__What is being asked__: Identify each line containing the word "أحبارهم" and copy it.

__Extracted data__:
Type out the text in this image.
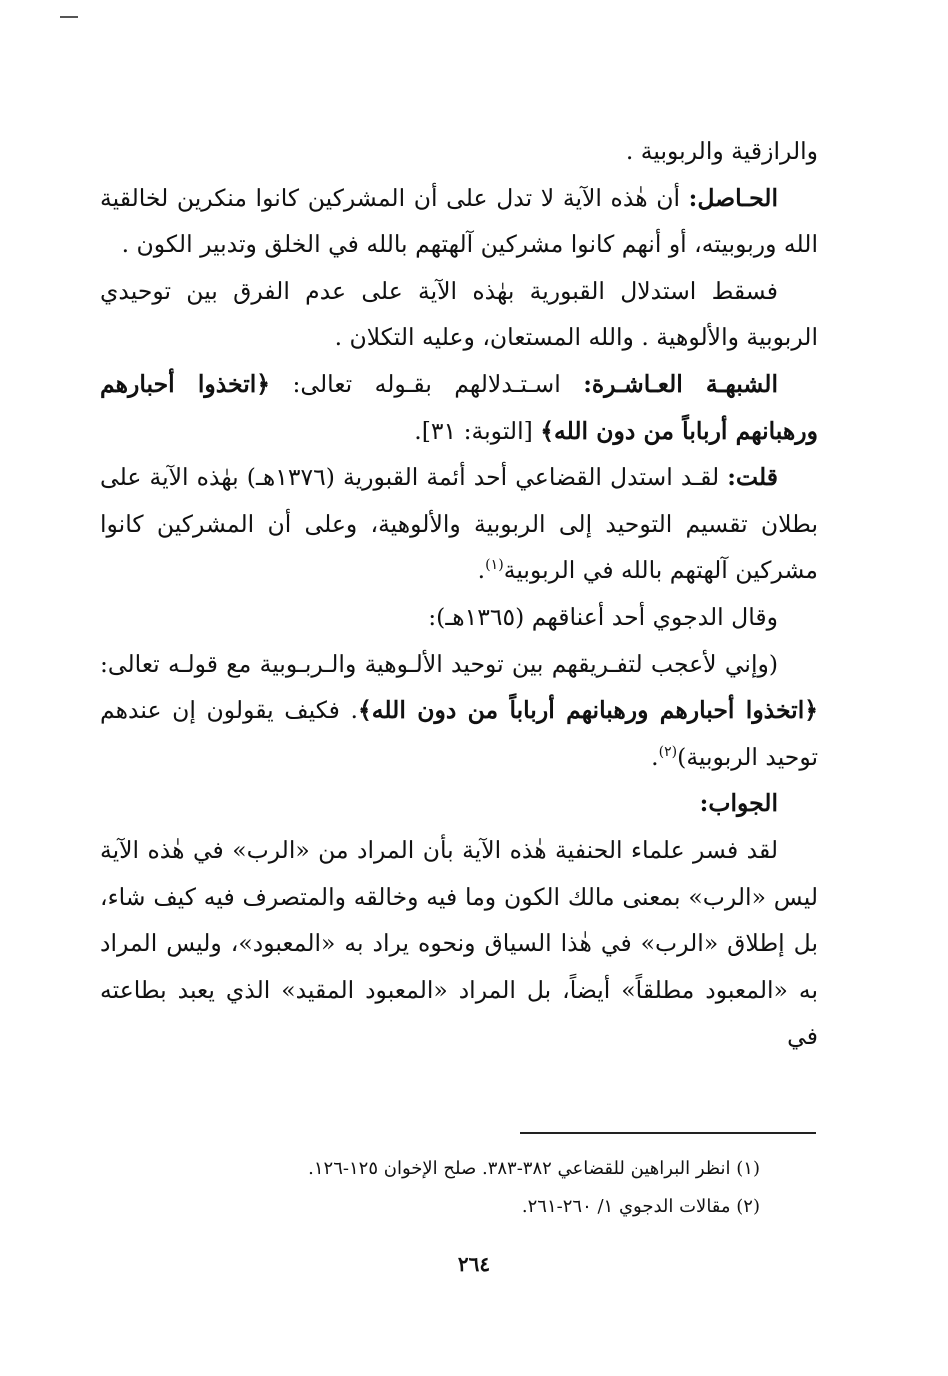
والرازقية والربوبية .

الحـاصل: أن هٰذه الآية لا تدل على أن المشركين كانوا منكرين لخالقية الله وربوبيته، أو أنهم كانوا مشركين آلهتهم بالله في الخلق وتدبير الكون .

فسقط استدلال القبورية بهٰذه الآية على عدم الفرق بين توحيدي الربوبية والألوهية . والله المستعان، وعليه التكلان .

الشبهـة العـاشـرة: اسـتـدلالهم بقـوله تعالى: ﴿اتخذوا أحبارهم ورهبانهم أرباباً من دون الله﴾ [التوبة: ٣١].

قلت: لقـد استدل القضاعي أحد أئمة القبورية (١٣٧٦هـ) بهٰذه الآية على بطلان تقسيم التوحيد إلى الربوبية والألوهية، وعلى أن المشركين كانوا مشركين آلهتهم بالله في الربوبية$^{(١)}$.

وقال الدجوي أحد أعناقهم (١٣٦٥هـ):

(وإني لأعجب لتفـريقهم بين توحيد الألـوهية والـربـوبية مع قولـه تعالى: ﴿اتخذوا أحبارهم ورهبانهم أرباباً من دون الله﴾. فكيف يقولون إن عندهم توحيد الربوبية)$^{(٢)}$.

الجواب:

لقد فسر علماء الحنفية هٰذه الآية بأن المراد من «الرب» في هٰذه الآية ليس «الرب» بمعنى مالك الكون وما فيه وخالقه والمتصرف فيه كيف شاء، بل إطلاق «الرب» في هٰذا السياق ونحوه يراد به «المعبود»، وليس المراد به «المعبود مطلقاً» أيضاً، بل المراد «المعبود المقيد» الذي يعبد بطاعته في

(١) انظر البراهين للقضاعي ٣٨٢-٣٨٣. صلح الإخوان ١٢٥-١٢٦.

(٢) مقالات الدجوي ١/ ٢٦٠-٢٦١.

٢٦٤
* * *
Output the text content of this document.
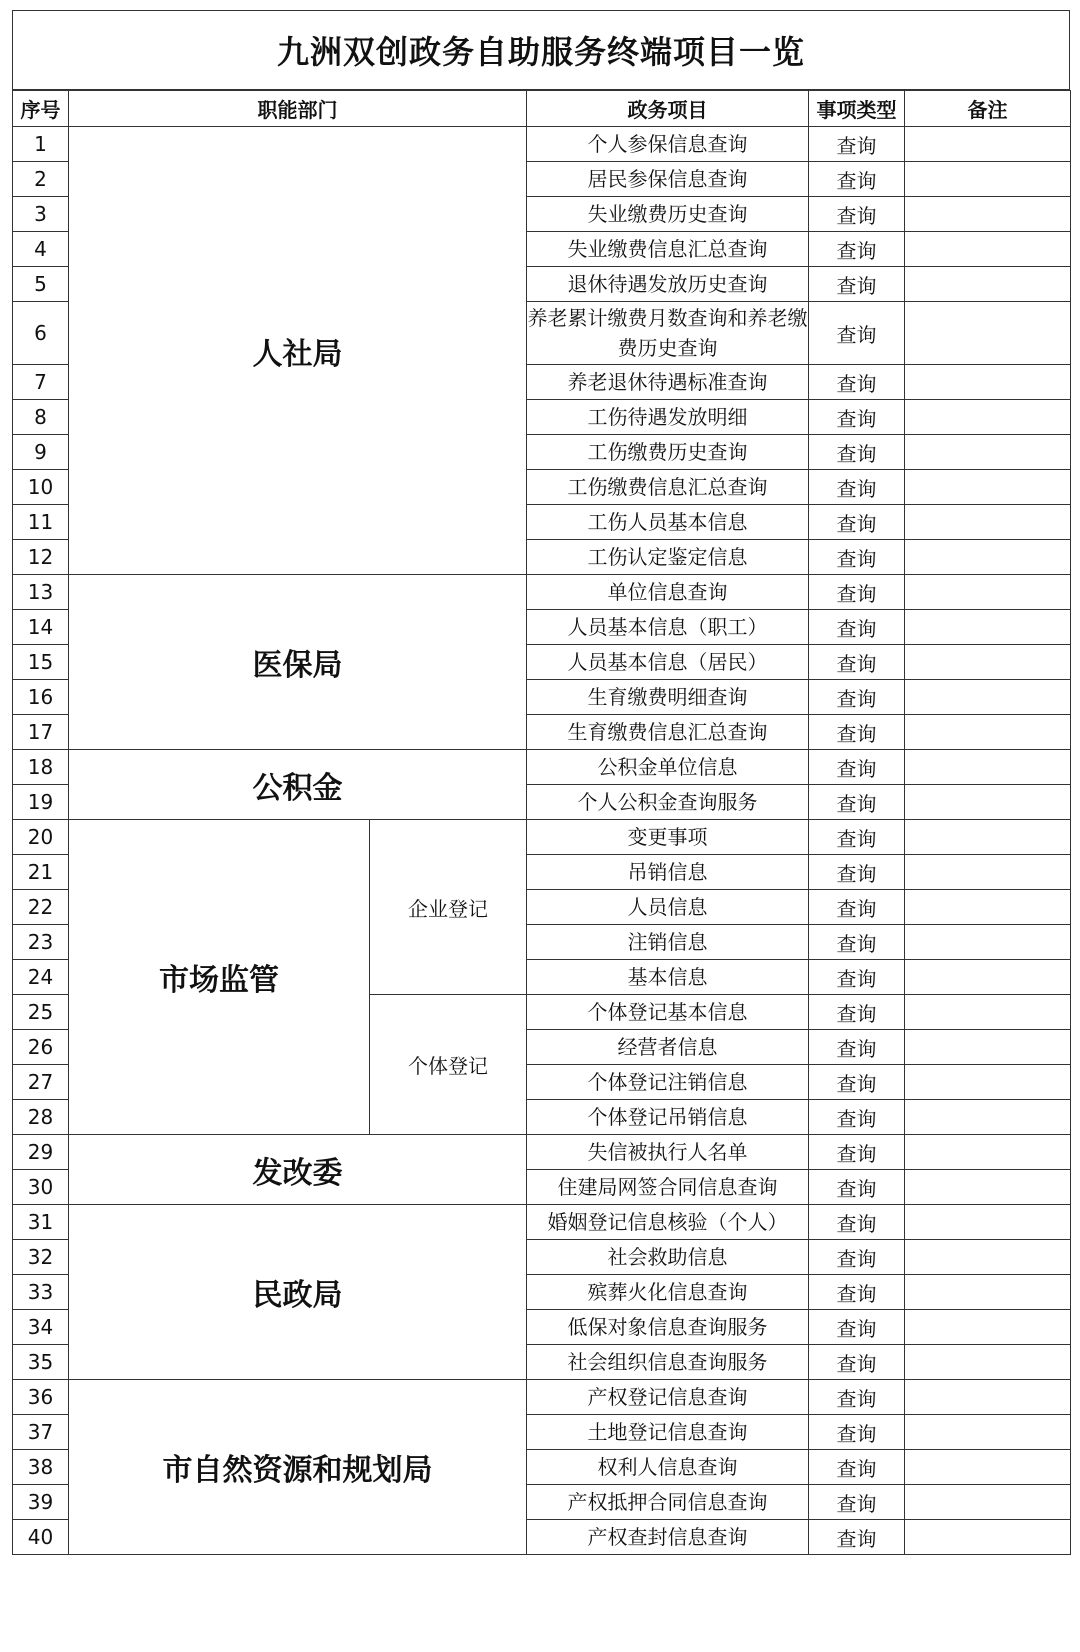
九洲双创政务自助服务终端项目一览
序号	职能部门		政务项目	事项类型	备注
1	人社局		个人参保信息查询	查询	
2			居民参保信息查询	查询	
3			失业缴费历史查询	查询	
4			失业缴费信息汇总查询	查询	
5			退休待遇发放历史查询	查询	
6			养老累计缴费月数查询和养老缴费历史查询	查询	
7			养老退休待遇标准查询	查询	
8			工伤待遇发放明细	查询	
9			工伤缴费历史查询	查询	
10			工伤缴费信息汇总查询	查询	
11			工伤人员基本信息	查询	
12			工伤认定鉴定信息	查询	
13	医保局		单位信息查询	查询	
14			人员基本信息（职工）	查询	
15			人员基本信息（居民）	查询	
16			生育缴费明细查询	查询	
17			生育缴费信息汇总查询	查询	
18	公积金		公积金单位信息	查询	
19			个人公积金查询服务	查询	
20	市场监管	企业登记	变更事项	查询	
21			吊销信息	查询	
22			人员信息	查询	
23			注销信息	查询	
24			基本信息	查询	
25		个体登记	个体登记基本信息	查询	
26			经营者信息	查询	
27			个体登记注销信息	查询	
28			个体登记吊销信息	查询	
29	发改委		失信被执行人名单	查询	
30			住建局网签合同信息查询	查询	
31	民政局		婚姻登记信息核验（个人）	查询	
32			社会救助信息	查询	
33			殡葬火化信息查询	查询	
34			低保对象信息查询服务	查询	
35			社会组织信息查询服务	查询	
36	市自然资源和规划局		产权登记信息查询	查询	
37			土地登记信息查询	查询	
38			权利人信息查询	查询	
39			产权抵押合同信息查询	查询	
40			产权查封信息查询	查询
* * *
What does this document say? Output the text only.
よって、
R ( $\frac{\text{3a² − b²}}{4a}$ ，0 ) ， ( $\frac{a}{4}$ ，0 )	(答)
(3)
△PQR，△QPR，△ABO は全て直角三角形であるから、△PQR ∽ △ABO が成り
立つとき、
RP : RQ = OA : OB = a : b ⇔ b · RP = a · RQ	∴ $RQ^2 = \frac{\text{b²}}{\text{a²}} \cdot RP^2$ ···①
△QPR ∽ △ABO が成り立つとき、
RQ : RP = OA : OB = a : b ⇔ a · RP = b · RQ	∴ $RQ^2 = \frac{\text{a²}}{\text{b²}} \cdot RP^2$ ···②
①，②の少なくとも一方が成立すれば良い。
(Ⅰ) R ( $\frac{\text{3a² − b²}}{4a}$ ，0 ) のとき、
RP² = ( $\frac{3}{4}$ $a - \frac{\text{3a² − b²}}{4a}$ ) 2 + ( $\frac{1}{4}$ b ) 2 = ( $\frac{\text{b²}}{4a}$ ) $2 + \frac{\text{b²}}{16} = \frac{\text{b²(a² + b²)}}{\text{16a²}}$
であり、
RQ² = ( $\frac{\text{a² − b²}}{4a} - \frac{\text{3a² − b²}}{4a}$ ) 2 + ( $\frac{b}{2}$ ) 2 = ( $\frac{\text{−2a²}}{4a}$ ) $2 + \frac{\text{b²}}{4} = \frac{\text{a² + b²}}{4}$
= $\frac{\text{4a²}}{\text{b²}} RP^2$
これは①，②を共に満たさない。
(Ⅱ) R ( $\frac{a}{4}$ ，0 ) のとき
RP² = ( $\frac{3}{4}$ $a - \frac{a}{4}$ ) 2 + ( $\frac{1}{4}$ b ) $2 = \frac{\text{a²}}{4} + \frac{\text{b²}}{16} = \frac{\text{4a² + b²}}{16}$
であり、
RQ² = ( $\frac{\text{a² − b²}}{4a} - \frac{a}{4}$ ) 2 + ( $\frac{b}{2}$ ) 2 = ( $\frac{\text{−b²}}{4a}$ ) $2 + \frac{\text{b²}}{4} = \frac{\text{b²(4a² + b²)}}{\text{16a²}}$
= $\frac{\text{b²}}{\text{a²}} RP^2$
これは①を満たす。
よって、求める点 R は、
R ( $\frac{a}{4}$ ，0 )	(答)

__Exercise response__:
الشبهـة العـاشـرة: اسـتـدلالهم بقـوله تعالى: ﴿اتخذوا أحبارهم ورهبانهم أرباباً من دون الله﴾ [التوبة: ٣١].
(وإني لأعجب لتفـريقهم بين توحيد الألـوهية والـربـوبية مع قولـه تعالى: ﴿اتخذوا أحبارهم ورهبانهم أرباباً من دون الله﴾. فكيف يقولون إن عندهم توحيد الربوبية)$^{(٢)}$.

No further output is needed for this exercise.